» **EXERCISE**:
Set down every entry again word for word, please, but skip the pictures.
========================================
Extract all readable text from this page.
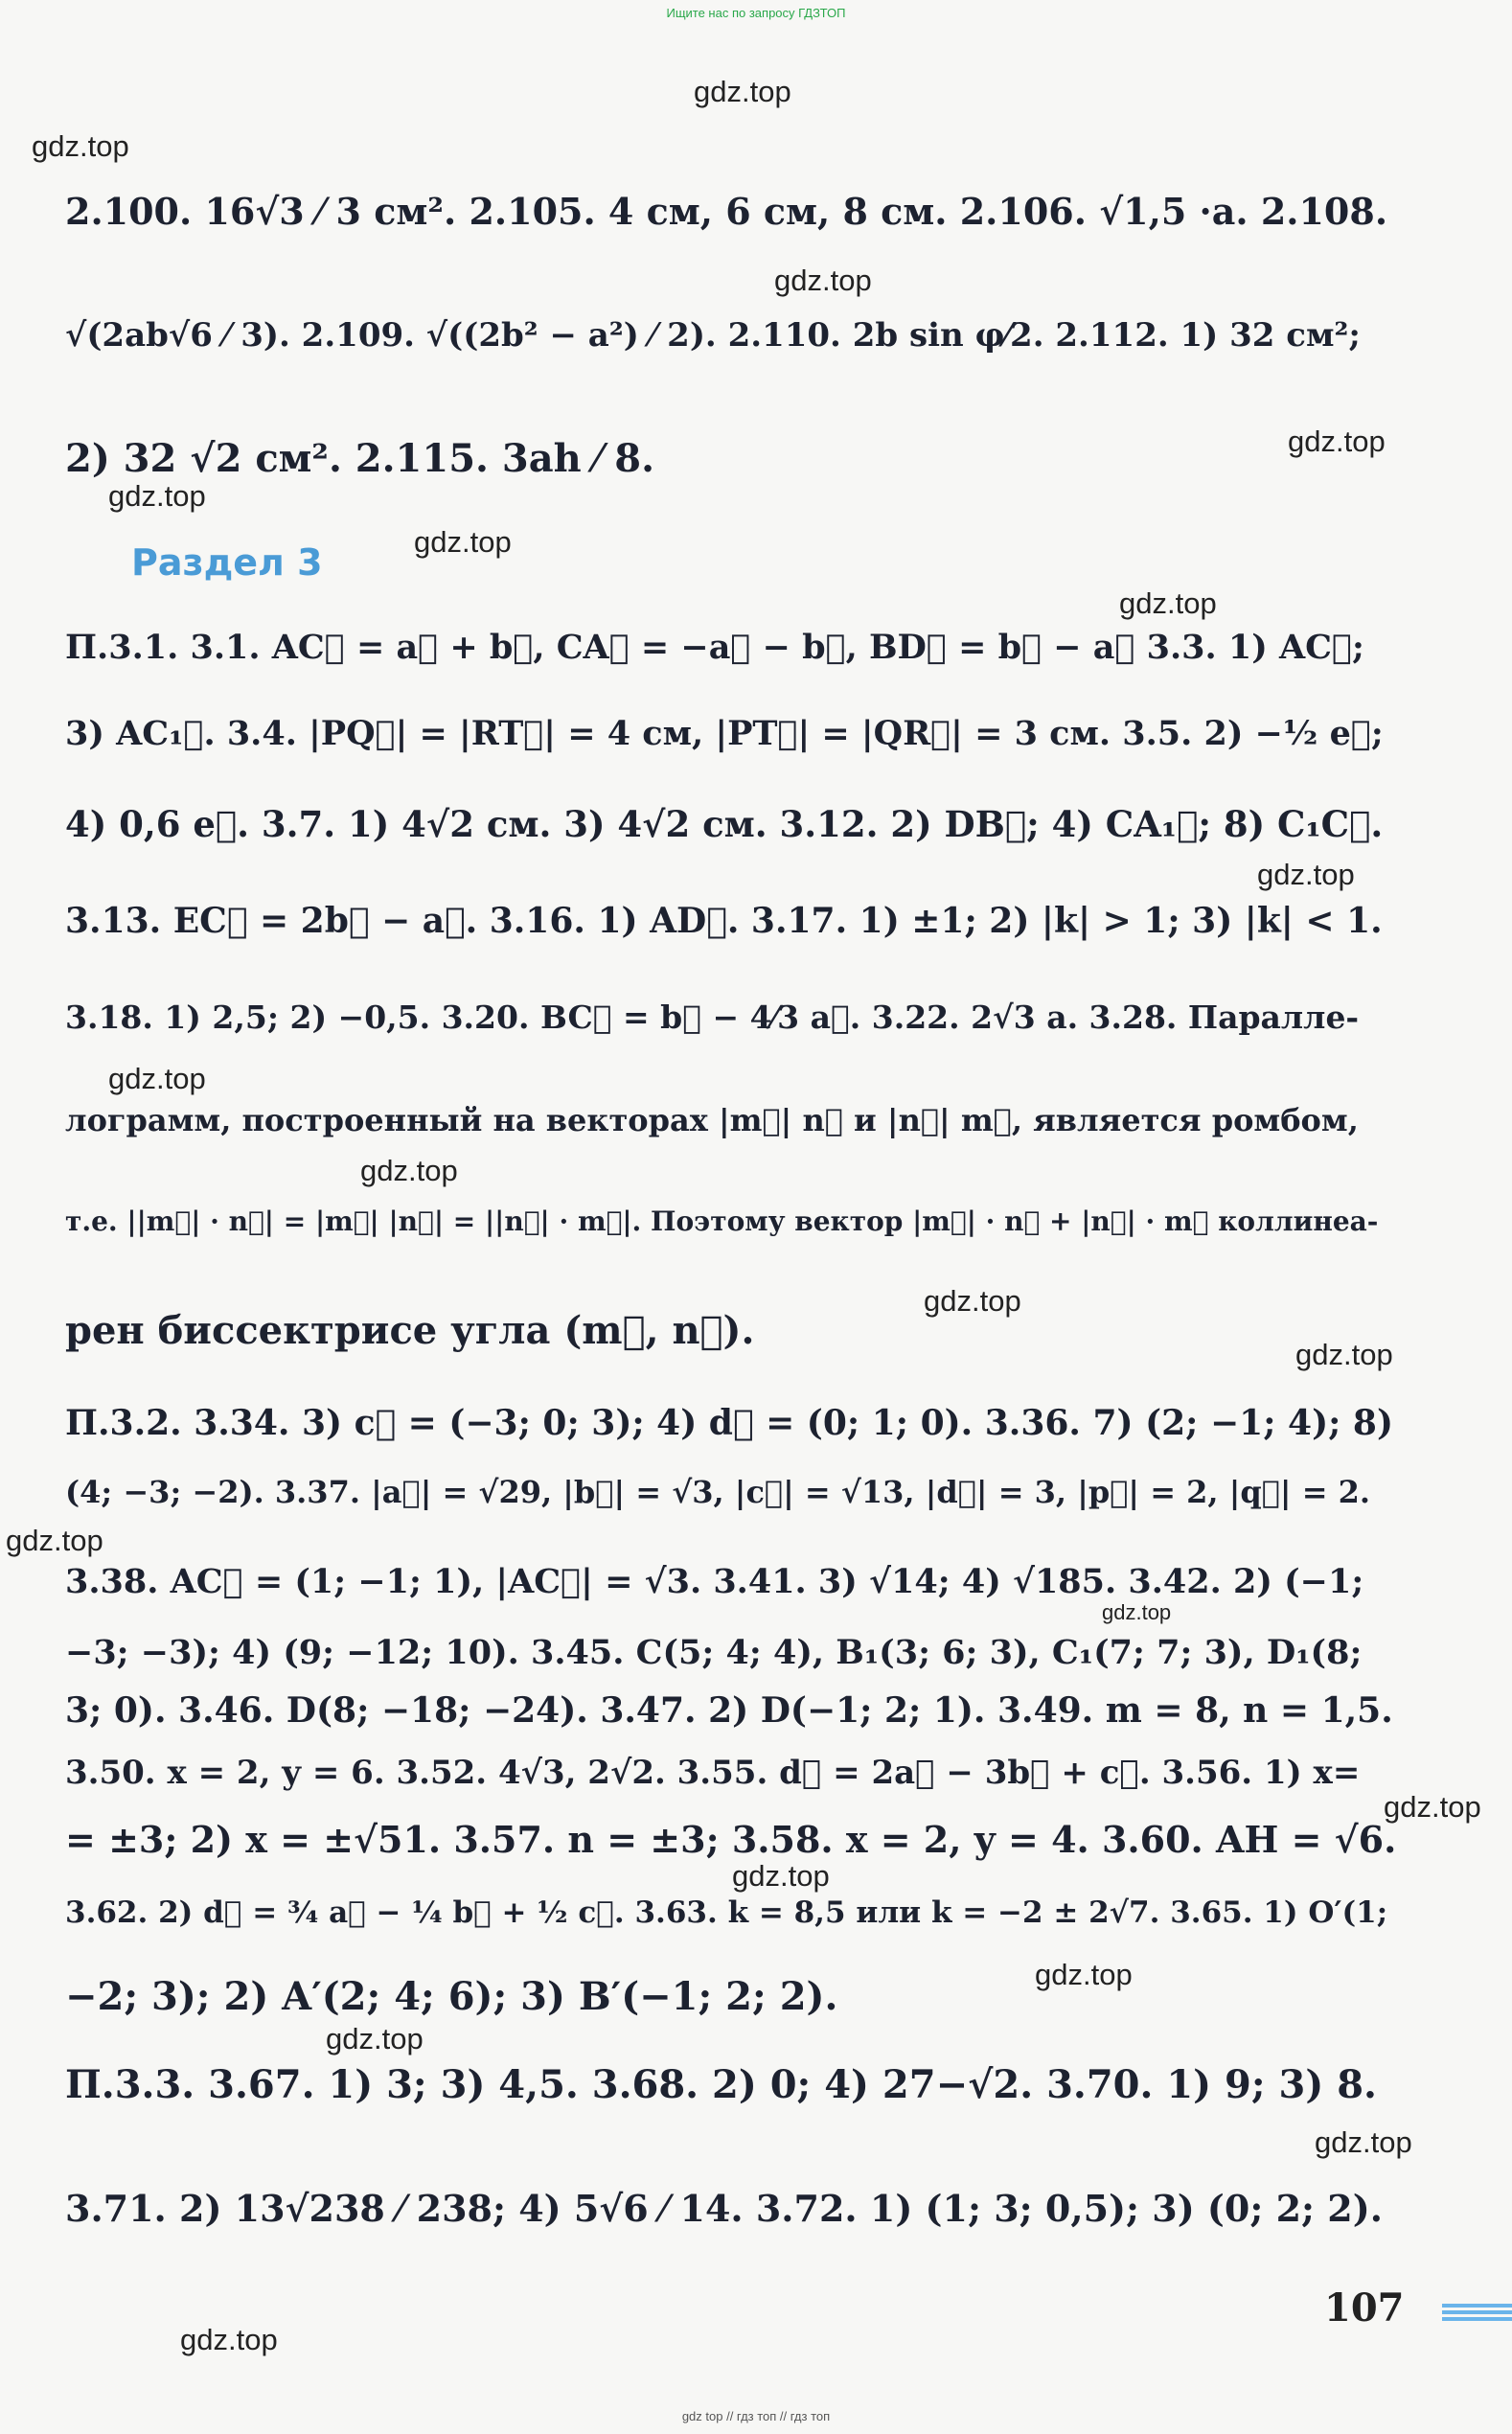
Ищите нас по запросу ГДЗТОП
gdz.top
gdz.top
gdz.top
gdz.top
gdz.top
gdz.top
gdz.top
gdz.top
gdz.top
gdz.top
gdz.top
gdz.top
gdz.top
gdz.top
gdz.top
gdz.top
gdz.top
gdz.top
gdz.top
gdz.top
2.100. 16√3 ⁄ 3 см². 2.105. 4 см, 6 см, 8 см. 2.106. √1,5 ·a. 2.108.
√(2ab√6 ⁄ 3). 2.109. √((2b² − a²) ⁄ 2). 2.110. 2b sin φ⁄2. 2.112. 1) 32 см²;
2) 32 √2 см². 2.115. 3ah ⁄ 8.
Раздел 3
П.3.1. 3.1. AC⃗ = a⃗ + b⃗, CA⃗ = −a⃗ − b⃗, BD⃗ = b⃗ − a⃗ 3.3. 1) AC⃗;
3) AC₁⃗. 3.4. |PQ⃗| = |RT⃗| = 4 см, |PT⃗| = |QR⃗| = 3 см. 3.5. 2) −½ e⃗;
4) 0,6 e⃗. 3.7. 1) 4√2 см. 3) 4√2 см. 3.12. 2) DB⃗; 4) CA₁⃗; 8) C₁C⃗.
3.13. EC⃗ = 2b⃗ − a⃗. 3.16. 1) AD⃗. 3.17. 1) ±1; 2) |k| > 1; 3) |k| < 1.
3.18. 1) 2,5; 2) −0,5. 3.20. BC⃗ = b⃗ − 4⁄3 a⃗. 3.22. 2√3 a. 3.28. Паралле-
лограмм, построенный на векторах |m⃗| n⃗ и |n⃗| m⃗, является ромбом,
т.е. ||m⃗| · n⃗| = |m⃗| |n⃗| = ||n⃗| · m⃗|. Поэтому вектор |m⃗| · n⃗ + |n⃗| · m⃗ коллинеа-
рен биссектрисе угла (m⃗, n⃗).
П.3.2. 3.34. 3) c⃗ = (−3; 0; 3); 4) d⃗ = (0; 1; 0). 3.36. 7) (2; −1; 4); 8)
(4; −3; −2). 3.37. |a⃗| = √29, |b⃗| = √3, |c⃗| = √13, |d⃗| = 3, |p⃗| = 2, |q⃗| = 2.
3.38. AC⃗ = (1; −1; 1), |AC⃗| = √3. 3.41. 3) √14; 4) √185. 3.42. 2) (−1;
−3; −3); 4) (9; −12; 10). 3.45. C(5; 4; 4), B₁(3; 6; 3), C₁(7; 7; 3), D₁(8;
3; 0). 3.46. D(8; −18; −24). 3.47. 2) D(−1; 2; 1). 3.49. m = 8, n = 1,5.
3.50. x = 2, y = 6. 3.52. 4√3, 2√2. 3.55. d⃗ = 2a⃗ − 3b⃗ + c⃗. 3.56. 1) x=
= ±3; 2) x = ±√51. 3.57. n = ±3; 3.58. x = 2, y = 4. 3.60. AH = √6.
3.62. 2) d⃗ = ¾ a⃗ − ¼ b⃗ + ½ c⃗. 3.63. k = 8,5 или k = −2 ± 2√7. 3.65. 1) O′(1;
−2; 3); 2) A′(2; 4; 6); 3) B′(−1; 2; 2).
П.3.3. 3.67. 1) 3; 3) 4,5. 3.68. 2) 0; 4) 27−√2. 3.70. 1) 9; 3) 8.
3.71. 2) 13√238 ⁄ 238; 4) 5√6 ⁄ 14. 3.72. 1) (1; 3; 0,5); 3) (0; 2; 2).
107
gdz top // гдз топ // гдз топ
========================================
» **RESULT**:
Extract all readable text from this page.
Ищите нас по запросу ГДЗТОП
gdz.top
gdz.top
gdz.top
gdz.top
gdz.top
gdz.top
gdz.top
gdz.top
gdz.top
gdz.top
gdz.top
gdz.top
gdz.top
gdz.top
gdz.top
gdz.top
gdz.top
gdz.top
gdz.top
gdz.top
2.100. 16√3 ⁄ 3 см². 2.105. 4 см, 6 см, 8 см. 2.106. √1,5 ·a. 2.108.
√(2ab√6 ⁄ 3). 2.109. √((2b² − a²) ⁄ 2). 2.110. 2b sin φ⁄2. 2.112. 1) 32 см²;
2) 32 √2 см². 2.115. 3ah ⁄ 8.
Раздел 3
П.3.1. 3.1. AC⃗ = a⃗ + b⃗, CA⃗ = −a⃗ − b⃗, BD⃗ = b⃗ − a⃗ 3.3. 1) AC⃗;
3) AC₁⃗. 3.4. |PQ⃗| = |RT⃗| = 4 см, |PT⃗| = |QR⃗| = 3 см. 3.5. 2) −½ e⃗;
4) 0,6 e⃗. 3.7. 1) 4√2 см. 3) 4√2 см. 3.12. 2) DB⃗; 4) CA₁⃗; 8) C₁C⃗.
3.13. EC⃗ = 2b⃗ − a⃗. 3.16. 1) AD⃗. 3.17. 1) ±1; 2) |k| > 1; 3) |k| < 1.
3.18. 1) 2,5; 2) −0,5. 3.20. BC⃗ = b⃗ − 4⁄3 a⃗. 3.22. 2√3 a. 3.28. Паралле-
лограмм, построенный на векторах |m⃗| n⃗ и |n⃗| m⃗, является ромбом,
т.е. ||m⃗| · n⃗| = |m⃗| |n⃗| = ||n⃗| · m⃗|. Поэтому вектор |m⃗| · n⃗ + |n⃗| · m⃗ коллинеа-
рен биссектрисе угла (m⃗, n⃗).
П.3.2. 3.34. 3) c⃗ = (−3; 0; 3); 4) d⃗ = (0; 1; 0). 3.36. 7) (2; −1; 4); 8)
(4; −3; −2). 3.37. |a⃗| = √29, |b⃗| = √3, |c⃗| = √13, |d⃗| = 3, |p⃗| = 2, |q⃗| = 2.
3.38. AC⃗ = (1; −1; 1), |AC⃗| = √3. 3.41. 3) √14; 4) √185. 3.42. 2) (−1;
−3; −3); 4) (9; −12; 10). 3.45. C(5; 4; 4), B₁(3; 6; 3), C₁(7; 7; 3), D₁(8;
3; 0). 3.46. D(8; −18; −24). 3.47. 2) D(−1; 2; 1). 3.49. m = 8, n = 1,5.
3.50. x = 2, y = 6. 3.52. 4√3, 2√2. 3.55. d⃗ = 2a⃗ − 3b⃗ + c⃗. 3.56. 1) x=
= ±3; 2) x = ±√51. 3.57. n = ±3; 3.58. x = 2, y = 4. 3.60. AH = √6.
3.62. 2) d⃗ = ¾ a⃗ − ¼ b⃗ + ½ c⃗. 3.63. k = 8,5 или k = −2 ± 2√7. 3.65. 1) O′(1;
−2; 3); 2) A′(2; 4; 6); 3) B′(−1; 2; 2).
П.3.3. 3.67. 1) 3; 3) 4,5. 3.68. 2) 0; 4) 27−√2. 3.70. 1) 9; 3) 8.
3.71. 2) 13√238 ⁄ 238; 4) 5√6 ⁄ 14. 3.72. 1) (1; 3; 0,5); 3) (0; 2; 2).
107
gdz top // гдз топ // гдз топ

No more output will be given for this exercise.